What is required
From the entries that follow, extract each line holding the string "Watermark".

Data for this exercise
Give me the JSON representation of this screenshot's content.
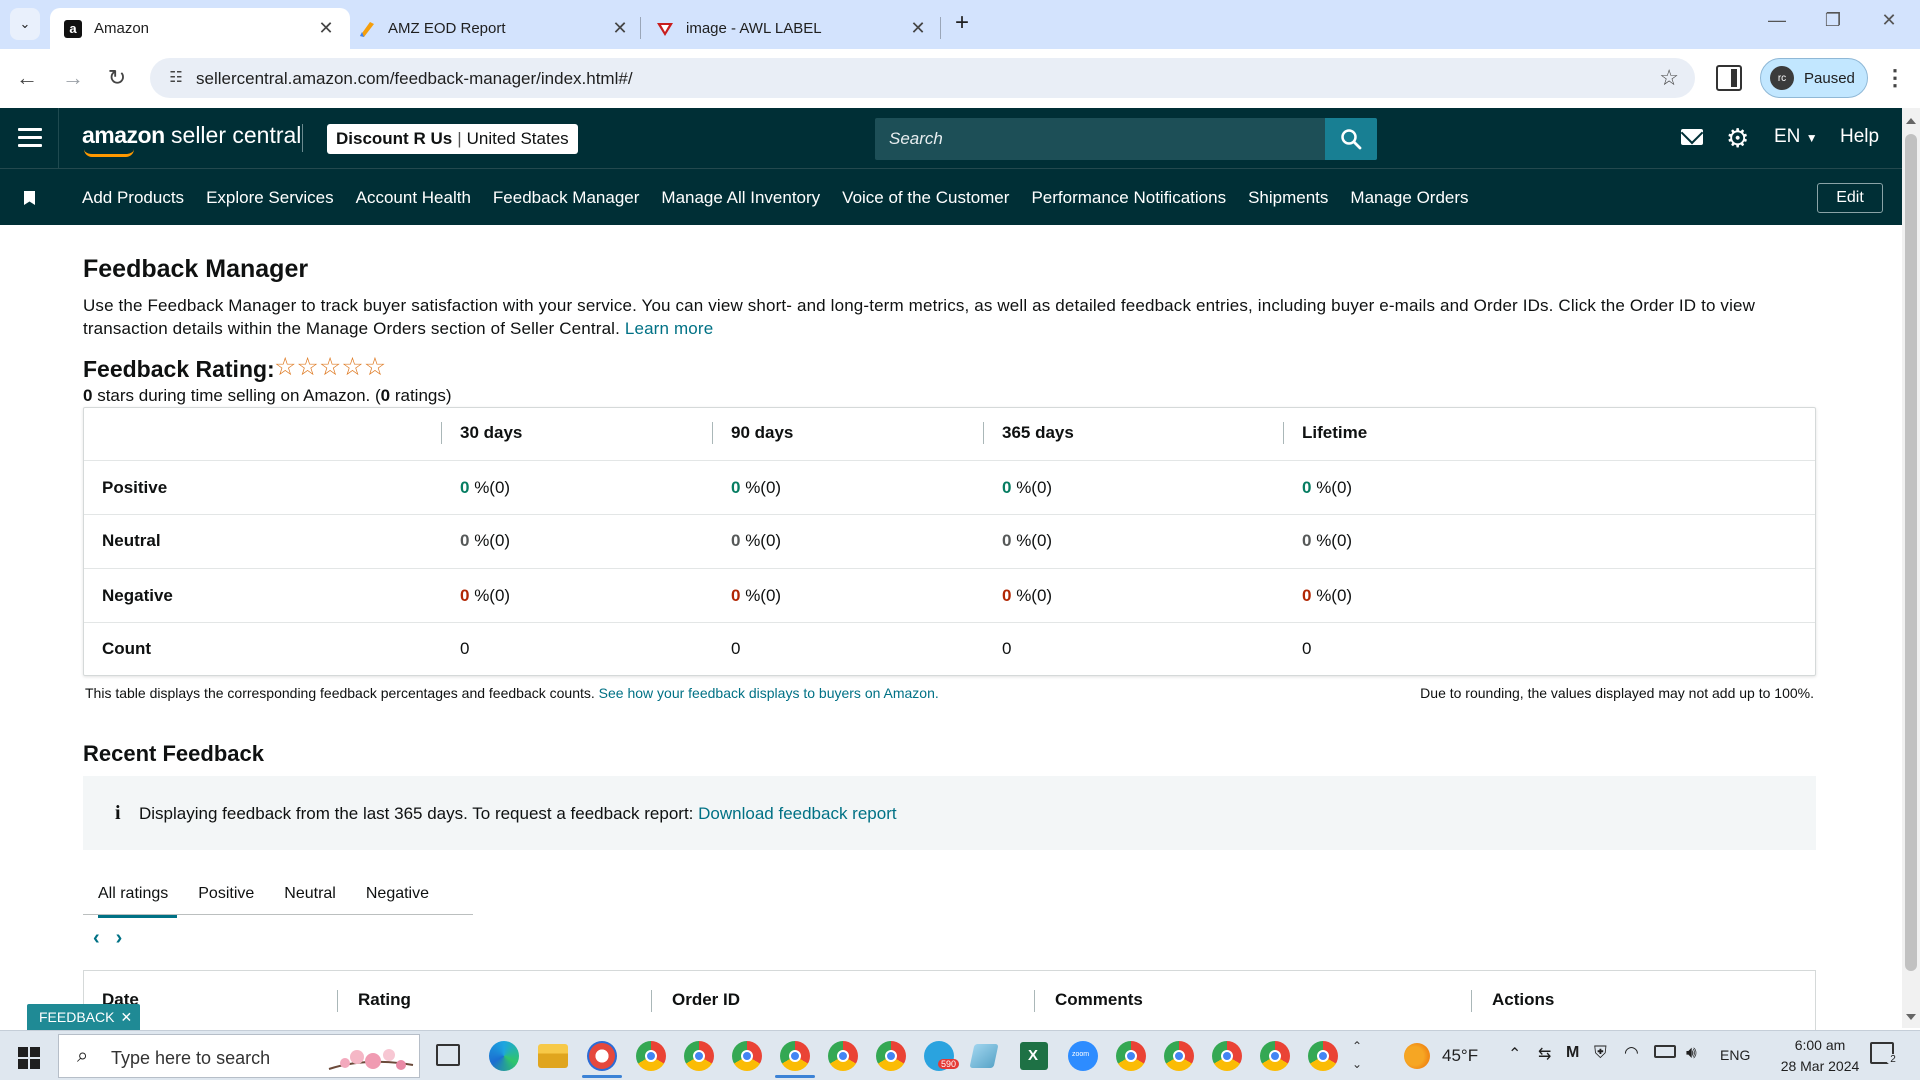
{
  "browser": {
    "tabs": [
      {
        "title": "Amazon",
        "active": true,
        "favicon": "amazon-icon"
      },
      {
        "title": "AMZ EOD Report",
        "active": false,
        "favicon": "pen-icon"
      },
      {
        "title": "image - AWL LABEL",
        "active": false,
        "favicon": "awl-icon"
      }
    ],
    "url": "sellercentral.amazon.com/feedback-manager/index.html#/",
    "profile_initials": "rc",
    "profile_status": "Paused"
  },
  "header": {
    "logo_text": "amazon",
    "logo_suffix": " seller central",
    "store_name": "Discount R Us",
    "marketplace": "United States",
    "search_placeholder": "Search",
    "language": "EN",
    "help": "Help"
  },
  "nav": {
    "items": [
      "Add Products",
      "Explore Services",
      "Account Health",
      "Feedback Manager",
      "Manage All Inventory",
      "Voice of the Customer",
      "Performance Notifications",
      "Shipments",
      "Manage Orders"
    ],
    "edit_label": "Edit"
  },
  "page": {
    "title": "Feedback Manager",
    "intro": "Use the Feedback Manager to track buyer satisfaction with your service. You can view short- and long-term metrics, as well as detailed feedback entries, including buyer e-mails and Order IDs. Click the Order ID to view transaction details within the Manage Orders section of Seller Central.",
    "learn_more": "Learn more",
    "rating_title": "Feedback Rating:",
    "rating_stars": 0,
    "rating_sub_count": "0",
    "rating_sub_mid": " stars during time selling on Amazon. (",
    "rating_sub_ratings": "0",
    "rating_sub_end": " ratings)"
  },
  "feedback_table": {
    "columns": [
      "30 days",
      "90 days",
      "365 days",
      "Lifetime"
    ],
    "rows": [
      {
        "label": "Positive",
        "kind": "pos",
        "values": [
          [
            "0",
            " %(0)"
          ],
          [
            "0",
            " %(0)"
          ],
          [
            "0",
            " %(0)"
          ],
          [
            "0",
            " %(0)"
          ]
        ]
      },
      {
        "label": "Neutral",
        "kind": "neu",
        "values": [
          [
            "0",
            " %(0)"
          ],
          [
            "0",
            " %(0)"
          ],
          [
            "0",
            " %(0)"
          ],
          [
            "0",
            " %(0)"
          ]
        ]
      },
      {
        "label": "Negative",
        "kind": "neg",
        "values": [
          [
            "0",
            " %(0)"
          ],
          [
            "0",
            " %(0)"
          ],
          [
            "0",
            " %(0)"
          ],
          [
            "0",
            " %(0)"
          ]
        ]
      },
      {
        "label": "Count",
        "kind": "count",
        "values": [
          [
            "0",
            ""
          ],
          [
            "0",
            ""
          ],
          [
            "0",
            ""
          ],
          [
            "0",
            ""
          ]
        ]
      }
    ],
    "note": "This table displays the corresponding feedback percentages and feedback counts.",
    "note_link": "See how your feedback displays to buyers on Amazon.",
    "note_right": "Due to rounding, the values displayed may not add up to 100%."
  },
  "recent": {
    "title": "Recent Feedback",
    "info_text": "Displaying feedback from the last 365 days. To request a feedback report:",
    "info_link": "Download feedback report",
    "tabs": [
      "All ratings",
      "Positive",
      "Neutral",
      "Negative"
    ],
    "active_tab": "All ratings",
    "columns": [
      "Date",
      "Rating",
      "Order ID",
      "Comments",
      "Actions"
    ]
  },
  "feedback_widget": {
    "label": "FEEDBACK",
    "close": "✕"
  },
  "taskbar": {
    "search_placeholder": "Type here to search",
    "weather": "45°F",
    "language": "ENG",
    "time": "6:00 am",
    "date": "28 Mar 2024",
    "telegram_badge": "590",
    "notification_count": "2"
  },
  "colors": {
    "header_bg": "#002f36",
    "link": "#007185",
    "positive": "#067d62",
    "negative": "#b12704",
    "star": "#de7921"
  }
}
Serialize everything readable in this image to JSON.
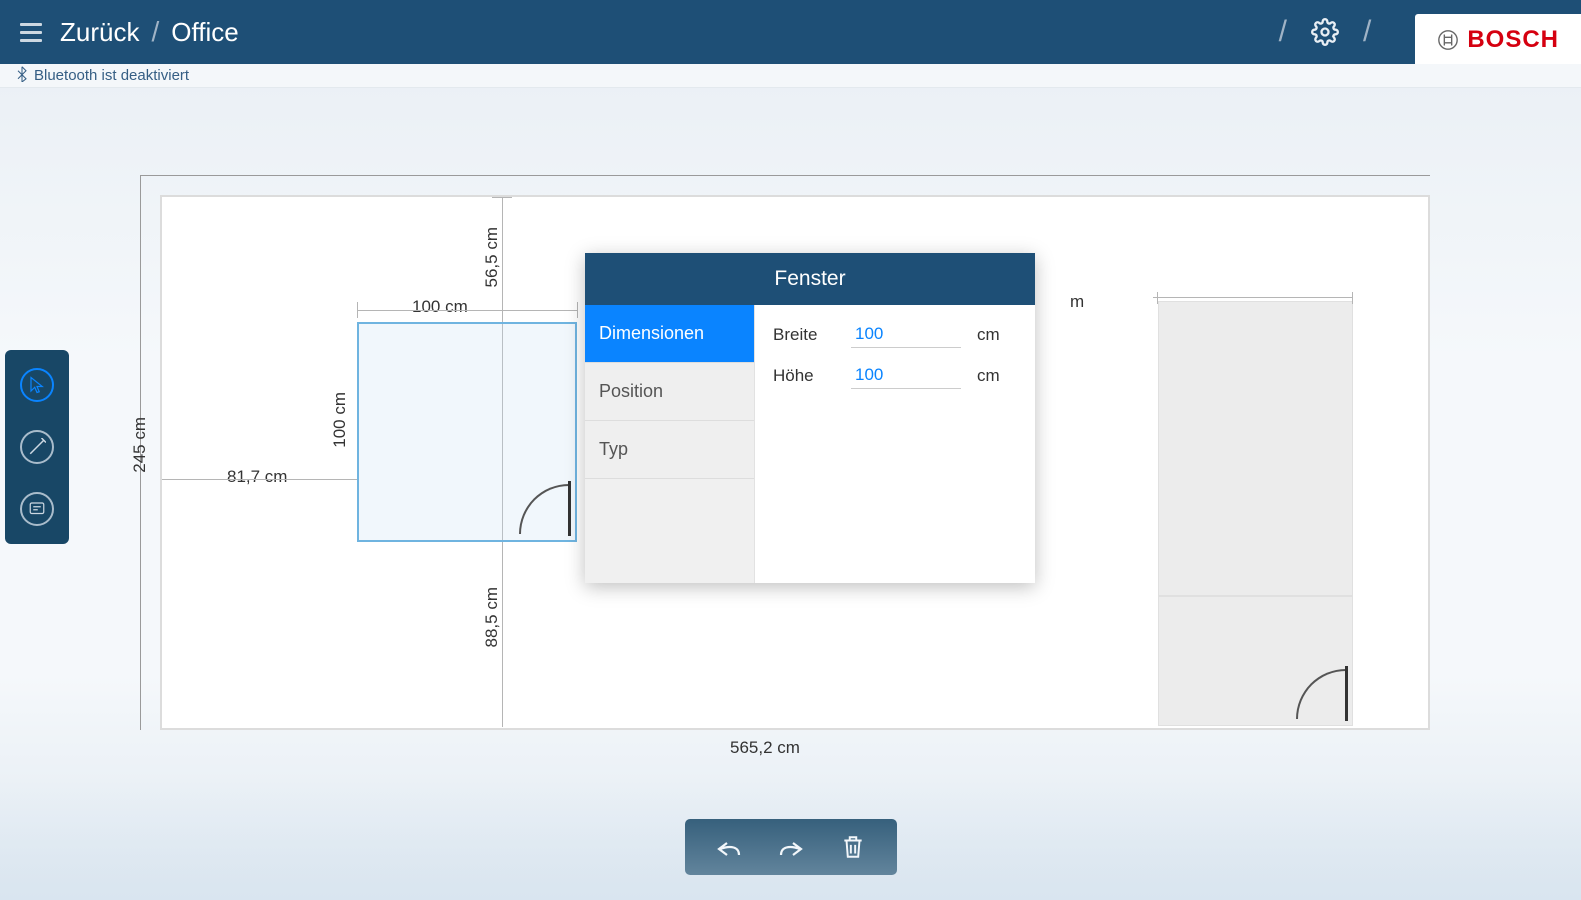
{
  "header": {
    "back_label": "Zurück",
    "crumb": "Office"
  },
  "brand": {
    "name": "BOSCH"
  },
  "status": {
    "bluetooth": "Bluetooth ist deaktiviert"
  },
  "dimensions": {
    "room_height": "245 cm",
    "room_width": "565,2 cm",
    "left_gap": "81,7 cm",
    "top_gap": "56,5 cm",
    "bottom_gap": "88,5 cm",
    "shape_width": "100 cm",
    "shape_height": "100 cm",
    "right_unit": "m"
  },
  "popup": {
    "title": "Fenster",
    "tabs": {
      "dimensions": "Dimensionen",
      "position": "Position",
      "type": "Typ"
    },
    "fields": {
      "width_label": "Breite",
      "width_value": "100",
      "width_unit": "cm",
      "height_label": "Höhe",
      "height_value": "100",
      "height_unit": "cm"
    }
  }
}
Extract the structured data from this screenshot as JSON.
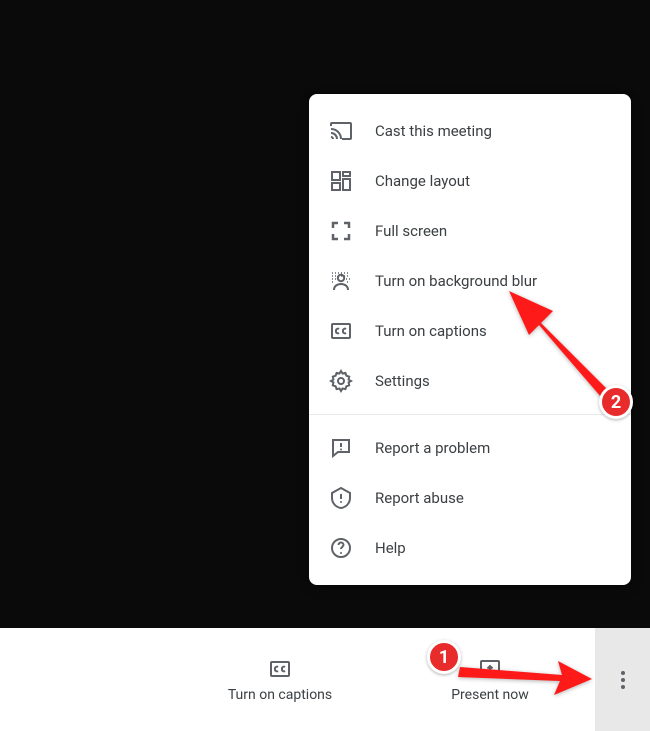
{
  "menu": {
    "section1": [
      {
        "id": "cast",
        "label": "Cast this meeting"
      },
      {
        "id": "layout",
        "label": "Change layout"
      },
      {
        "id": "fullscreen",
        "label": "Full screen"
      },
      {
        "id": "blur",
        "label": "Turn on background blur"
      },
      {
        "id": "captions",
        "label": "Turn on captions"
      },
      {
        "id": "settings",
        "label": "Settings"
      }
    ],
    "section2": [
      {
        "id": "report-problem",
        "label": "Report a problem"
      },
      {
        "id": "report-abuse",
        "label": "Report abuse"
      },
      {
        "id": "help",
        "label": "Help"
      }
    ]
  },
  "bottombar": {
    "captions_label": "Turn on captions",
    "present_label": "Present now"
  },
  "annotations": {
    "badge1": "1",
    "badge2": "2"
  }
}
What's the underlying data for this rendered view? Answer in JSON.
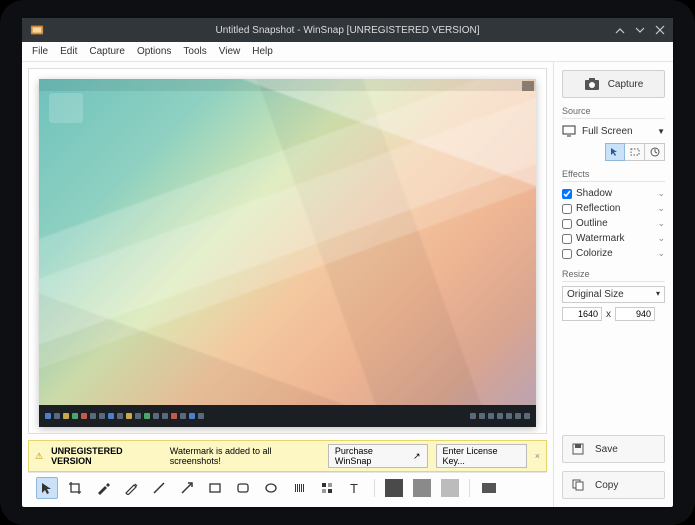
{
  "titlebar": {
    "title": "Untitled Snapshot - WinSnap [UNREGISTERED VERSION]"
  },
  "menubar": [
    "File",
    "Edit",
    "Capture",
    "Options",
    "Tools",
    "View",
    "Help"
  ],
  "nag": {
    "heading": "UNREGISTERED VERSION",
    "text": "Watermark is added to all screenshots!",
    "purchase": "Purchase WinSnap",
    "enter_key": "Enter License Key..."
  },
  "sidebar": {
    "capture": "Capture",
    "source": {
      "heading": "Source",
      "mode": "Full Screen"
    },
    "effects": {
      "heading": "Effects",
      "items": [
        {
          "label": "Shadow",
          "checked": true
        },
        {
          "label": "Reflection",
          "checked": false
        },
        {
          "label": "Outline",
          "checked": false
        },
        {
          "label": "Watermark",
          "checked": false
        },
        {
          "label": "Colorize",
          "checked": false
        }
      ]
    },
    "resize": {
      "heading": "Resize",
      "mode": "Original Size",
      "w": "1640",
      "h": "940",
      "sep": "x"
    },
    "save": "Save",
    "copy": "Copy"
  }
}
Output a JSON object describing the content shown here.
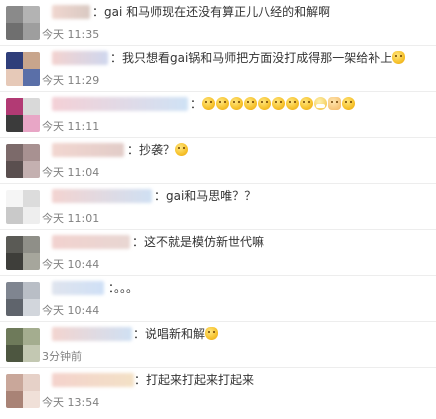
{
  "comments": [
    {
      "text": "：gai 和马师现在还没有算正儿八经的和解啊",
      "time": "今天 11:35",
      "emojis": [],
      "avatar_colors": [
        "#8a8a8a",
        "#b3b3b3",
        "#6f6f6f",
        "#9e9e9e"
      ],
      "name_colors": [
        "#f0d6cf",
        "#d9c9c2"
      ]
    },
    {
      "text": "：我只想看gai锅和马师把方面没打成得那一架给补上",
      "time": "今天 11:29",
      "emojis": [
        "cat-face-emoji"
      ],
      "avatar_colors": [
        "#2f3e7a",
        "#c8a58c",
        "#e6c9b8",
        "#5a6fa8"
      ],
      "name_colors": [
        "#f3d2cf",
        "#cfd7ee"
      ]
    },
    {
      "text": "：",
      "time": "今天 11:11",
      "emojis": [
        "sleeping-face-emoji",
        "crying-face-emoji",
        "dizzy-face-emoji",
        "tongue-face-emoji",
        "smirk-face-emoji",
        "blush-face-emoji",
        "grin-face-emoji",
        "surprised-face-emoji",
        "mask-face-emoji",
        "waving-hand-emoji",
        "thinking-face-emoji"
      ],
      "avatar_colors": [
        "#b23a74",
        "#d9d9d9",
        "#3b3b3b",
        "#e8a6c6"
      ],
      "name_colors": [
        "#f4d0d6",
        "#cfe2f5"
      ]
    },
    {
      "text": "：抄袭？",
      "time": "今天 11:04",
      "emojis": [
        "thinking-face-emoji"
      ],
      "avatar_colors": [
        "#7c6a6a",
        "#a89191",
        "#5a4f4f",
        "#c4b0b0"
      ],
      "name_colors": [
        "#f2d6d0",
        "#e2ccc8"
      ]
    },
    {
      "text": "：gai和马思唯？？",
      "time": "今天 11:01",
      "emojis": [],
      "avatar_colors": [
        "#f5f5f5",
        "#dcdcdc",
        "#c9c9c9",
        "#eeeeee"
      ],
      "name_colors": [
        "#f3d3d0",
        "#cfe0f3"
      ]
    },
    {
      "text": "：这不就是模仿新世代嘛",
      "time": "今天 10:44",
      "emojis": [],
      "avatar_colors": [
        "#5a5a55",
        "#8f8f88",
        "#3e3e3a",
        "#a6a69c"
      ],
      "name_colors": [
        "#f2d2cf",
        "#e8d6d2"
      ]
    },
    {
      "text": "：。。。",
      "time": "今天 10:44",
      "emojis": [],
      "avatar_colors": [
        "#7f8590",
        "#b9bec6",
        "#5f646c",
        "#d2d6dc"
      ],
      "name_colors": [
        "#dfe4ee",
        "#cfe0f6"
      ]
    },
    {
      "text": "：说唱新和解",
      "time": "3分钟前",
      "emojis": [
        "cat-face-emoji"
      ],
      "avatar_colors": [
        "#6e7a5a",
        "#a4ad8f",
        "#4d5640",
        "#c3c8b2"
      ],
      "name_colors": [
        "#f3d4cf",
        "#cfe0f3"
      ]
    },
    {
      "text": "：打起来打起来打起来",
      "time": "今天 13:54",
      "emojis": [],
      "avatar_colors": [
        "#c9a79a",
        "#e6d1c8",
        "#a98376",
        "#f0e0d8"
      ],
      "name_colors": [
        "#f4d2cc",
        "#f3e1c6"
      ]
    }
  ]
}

Written answer
    "text": "Watermark is added to all screenshots!",
          "label": "Watermark",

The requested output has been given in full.